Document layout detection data
**********
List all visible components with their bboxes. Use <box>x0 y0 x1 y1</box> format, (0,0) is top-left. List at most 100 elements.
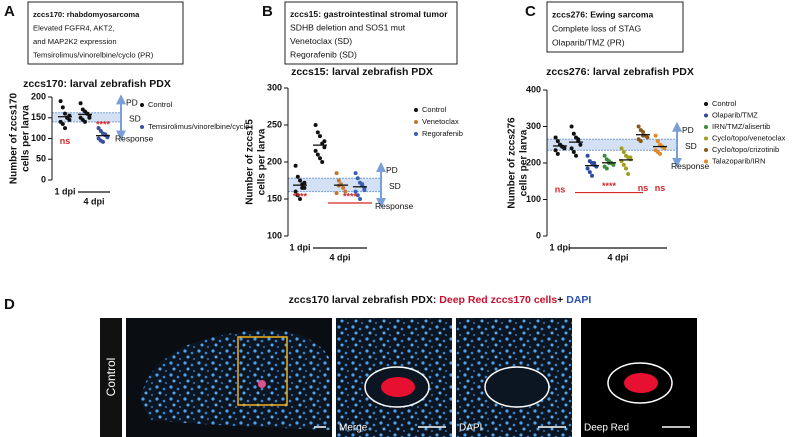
dot <box>334 191 339 196</box>
dot <box>358 197 362 201</box>
arrow-label: SD <box>389 181 401 191</box>
dot <box>293 163 298 168</box>
box-line: Venetoclax (SD) <box>290 36 352 46</box>
annotation: **** <box>96 119 111 129</box>
dot <box>318 156 322 161</box>
chart-title: zccs15: larval zebrafish PDX <box>291 66 433 78</box>
dot <box>60 105 65 110</box>
box-line: zccs276: Ewing sarcoma <box>552 9 653 19</box>
dot <box>569 124 574 129</box>
dot <box>355 193 360 198</box>
dot <box>83 119 87 124</box>
dot <box>569 146 574 151</box>
y-axis-label: Number of zccs170 <box>9 92 20 184</box>
dot <box>318 134 322 139</box>
cell-dot <box>258 380 266 388</box>
arrow-label: Response <box>115 134 154 144</box>
dot <box>621 150 626 155</box>
dot <box>87 115 92 120</box>
legend-label: Control <box>712 99 737 108</box>
box-line: Regorafenib (SD) <box>290 50 357 60</box>
y-tick-label: 300 <box>267 82 282 92</box>
legend-label: Control <box>422 105 447 114</box>
dot <box>336 178 341 183</box>
legend-label: Control <box>148 100 173 109</box>
image-label: DAPI <box>459 423 482 434</box>
legend-label: Cyclo/topo/crizotinib <box>712 145 779 154</box>
legend-label: IRN/TMZ/alisertib <box>712 122 770 131</box>
dot <box>360 182 365 187</box>
dot <box>298 197 302 201</box>
dot <box>101 139 105 144</box>
dot <box>576 137 581 142</box>
info-box <box>546 1 684 53</box>
dot <box>611 162 616 167</box>
legend-label: Regorafenib <box>422 129 463 138</box>
legend-dot <box>704 125 708 129</box>
arrow-label: SD <box>685 141 697 151</box>
dot <box>619 146 624 151</box>
row-label: Control <box>104 358 118 397</box>
title-part: + <box>557 294 566 306</box>
dot <box>320 160 325 164</box>
dot <box>362 188 367 193</box>
arrow-label: PD <box>126 98 138 108</box>
dot <box>298 178 302 183</box>
dot <box>585 153 590 158</box>
dot <box>624 166 628 171</box>
dot <box>555 139 560 144</box>
y-tick-label: 100 <box>31 133 46 143</box>
dot <box>571 131 576 136</box>
y-axis-label: cells per larva <box>21 105 32 172</box>
panel-letter: D <box>4 296 15 313</box>
x-label: 4 dpi <box>607 252 628 262</box>
dot <box>553 148 558 153</box>
dot <box>96 126 101 131</box>
legend-dot <box>704 136 708 141</box>
annotation: **** <box>293 191 308 201</box>
annotation: ns <box>555 185 566 195</box>
y-tick-label: 0 <box>536 230 541 240</box>
dot <box>655 139 660 144</box>
title-part: Deep Red zccs170 cells <box>439 294 557 306</box>
dot <box>636 124 641 129</box>
box-line: Olaparib/TMZ (PR) <box>552 37 625 47</box>
y-axis-label: Number of zccs15 <box>245 119 256 205</box>
panel-letter: B <box>262 3 273 20</box>
dot <box>295 193 300 198</box>
legend-label: Cyclo/topo/venetoclax <box>712 133 786 142</box>
box-line: SDHB deletion and SOS1 mut <box>290 23 406 33</box>
dot <box>604 166 609 171</box>
box-line: zccs15: gastrointestinal stromal tumor <box>290 9 448 19</box>
legend-dot <box>414 108 418 112</box>
row-strip <box>100 318 122 437</box>
red-cells <box>381 377 415 397</box>
box-line: and MAP2K2 expression <box>33 37 117 46</box>
x-label: 1 dpi <box>54 186 75 196</box>
dot <box>628 155 633 160</box>
legend-dot <box>704 159 708 164</box>
annotation: ns <box>655 183 666 193</box>
dot <box>78 101 83 106</box>
legend-dot <box>140 103 144 107</box>
y-tick-label: 200 <box>267 156 282 166</box>
roi <box>607 362 673 404</box>
panel-d-title: zccs170 larval zebrafish PDX: Deep Red z… <box>289 294 592 306</box>
panel-letter: A <box>4 3 15 20</box>
arrow-label: SD <box>129 114 141 124</box>
y-tick-label: 100 <box>267 230 282 240</box>
x-label: 1 dpi <box>549 242 570 252</box>
title-part: DAPI <box>566 294 591 306</box>
arrow-label: Response <box>375 201 414 211</box>
dot <box>63 126 67 131</box>
dot <box>585 166 590 171</box>
y-tick-label: 300 <box>526 121 541 131</box>
x-label: 4 dpi <box>83 196 104 206</box>
y-tick-label: 250 <box>267 119 282 129</box>
y-tick-label: 0 <box>41 174 46 184</box>
dot <box>578 142 583 147</box>
sd-band <box>547 139 676 151</box>
legend-dot <box>414 120 418 124</box>
y-tick-label: 150 <box>31 112 46 122</box>
box-line: Temsirolimus/vinorelbine/cyclo (PR) <box>33 50 154 59</box>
**********
TRY IT: The answer should be a single number: how many lines in the records contain "title".

SOLVED PROBLEM: 5